**Short task**: Locate the string "Laufwerke" in the records below. Copy every line where it occurs.

Stored data entries
========
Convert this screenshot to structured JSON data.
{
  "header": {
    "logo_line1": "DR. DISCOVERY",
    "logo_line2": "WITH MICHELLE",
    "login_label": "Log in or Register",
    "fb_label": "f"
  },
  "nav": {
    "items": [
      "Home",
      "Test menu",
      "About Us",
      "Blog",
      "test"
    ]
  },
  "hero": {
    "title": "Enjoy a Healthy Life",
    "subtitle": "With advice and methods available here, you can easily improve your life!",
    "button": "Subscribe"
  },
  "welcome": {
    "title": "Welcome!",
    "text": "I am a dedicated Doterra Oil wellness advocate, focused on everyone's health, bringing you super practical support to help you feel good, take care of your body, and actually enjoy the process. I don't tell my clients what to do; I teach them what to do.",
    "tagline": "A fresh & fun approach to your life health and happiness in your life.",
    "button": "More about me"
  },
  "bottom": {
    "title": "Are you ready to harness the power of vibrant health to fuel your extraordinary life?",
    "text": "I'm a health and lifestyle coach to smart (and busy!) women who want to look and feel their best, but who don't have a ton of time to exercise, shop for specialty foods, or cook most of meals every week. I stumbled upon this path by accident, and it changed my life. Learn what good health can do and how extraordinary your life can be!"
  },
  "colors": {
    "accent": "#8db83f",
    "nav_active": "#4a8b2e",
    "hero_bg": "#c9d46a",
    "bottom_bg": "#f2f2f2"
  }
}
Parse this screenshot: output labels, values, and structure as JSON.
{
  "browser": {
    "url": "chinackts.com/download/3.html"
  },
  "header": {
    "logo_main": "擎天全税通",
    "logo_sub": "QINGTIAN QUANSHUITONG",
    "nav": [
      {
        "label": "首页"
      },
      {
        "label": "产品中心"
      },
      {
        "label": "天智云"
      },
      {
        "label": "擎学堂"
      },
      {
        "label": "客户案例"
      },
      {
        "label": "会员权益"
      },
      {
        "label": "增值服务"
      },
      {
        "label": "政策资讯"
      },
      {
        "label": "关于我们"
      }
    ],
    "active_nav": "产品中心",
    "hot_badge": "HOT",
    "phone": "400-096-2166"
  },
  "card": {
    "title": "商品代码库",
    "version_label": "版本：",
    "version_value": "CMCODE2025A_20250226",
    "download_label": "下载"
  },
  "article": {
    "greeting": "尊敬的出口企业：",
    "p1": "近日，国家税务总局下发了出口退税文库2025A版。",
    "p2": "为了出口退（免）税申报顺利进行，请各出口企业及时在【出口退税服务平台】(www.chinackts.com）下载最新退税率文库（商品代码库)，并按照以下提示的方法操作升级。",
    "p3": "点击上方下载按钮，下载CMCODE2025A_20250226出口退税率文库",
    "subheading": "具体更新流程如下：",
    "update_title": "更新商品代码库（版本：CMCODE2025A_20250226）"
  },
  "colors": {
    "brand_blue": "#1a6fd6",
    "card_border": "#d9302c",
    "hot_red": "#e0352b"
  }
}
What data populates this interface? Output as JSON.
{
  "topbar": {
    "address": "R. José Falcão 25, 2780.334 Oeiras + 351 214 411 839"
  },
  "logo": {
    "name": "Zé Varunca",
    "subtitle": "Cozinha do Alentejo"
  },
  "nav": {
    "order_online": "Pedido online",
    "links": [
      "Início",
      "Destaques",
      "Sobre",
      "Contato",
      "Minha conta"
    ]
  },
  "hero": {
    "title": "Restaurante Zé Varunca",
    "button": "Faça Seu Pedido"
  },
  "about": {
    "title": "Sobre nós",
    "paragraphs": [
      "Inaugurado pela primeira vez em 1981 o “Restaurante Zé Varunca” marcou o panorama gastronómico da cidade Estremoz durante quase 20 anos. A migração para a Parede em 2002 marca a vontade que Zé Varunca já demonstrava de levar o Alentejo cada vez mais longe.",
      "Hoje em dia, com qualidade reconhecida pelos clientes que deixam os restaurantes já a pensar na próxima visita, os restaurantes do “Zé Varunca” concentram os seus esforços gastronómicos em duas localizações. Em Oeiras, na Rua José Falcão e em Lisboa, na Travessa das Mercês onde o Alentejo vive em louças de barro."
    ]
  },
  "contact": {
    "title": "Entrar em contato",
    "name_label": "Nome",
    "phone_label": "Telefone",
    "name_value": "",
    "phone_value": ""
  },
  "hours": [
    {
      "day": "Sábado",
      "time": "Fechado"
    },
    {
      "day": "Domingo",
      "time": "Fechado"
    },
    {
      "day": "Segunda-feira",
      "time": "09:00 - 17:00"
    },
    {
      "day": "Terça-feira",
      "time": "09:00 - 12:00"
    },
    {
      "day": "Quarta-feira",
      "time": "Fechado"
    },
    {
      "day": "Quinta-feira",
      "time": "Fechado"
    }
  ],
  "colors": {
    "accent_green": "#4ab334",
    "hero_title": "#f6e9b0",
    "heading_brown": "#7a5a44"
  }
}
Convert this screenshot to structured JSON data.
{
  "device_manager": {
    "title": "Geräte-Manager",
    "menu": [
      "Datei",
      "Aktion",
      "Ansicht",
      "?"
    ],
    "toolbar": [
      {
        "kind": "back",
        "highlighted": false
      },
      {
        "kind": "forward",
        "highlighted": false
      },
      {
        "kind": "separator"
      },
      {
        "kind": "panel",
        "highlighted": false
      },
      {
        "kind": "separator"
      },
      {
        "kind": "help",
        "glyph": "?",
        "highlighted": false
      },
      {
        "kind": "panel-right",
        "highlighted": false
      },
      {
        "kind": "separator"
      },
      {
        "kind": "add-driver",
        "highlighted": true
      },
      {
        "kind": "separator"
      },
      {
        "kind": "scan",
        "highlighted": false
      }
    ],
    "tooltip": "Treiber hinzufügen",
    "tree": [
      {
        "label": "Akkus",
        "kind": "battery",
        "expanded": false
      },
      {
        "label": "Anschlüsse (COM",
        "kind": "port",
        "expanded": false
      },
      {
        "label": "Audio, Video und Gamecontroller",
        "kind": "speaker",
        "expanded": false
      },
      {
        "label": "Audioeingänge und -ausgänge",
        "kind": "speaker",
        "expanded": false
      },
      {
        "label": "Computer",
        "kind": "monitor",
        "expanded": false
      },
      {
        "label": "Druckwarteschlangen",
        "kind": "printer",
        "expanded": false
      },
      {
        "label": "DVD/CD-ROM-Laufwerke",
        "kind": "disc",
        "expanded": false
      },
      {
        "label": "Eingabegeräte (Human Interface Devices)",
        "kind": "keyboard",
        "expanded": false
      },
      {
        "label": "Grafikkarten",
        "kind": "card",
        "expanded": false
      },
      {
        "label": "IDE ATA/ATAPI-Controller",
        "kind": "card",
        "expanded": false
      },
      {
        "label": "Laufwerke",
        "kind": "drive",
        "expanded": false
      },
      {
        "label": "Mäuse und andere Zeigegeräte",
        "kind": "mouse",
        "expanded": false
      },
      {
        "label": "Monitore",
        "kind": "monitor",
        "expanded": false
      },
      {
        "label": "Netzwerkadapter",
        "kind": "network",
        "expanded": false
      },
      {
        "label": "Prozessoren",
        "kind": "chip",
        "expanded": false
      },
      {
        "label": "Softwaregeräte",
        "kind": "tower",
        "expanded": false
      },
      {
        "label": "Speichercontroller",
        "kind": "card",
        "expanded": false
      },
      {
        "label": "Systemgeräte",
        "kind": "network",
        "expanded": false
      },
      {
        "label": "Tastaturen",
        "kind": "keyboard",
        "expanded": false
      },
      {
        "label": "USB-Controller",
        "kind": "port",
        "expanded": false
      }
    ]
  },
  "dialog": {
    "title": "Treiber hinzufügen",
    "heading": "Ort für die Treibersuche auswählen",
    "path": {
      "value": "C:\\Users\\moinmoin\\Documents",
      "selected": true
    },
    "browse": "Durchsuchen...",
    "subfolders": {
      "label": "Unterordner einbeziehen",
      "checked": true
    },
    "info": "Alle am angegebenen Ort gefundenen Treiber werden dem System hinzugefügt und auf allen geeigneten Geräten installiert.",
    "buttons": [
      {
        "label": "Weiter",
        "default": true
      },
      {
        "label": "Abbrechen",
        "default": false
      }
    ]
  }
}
========
**Solved problem**:
        "label": "DVD/CD-ROM-Laufwerke",
        "label": "Laufwerke",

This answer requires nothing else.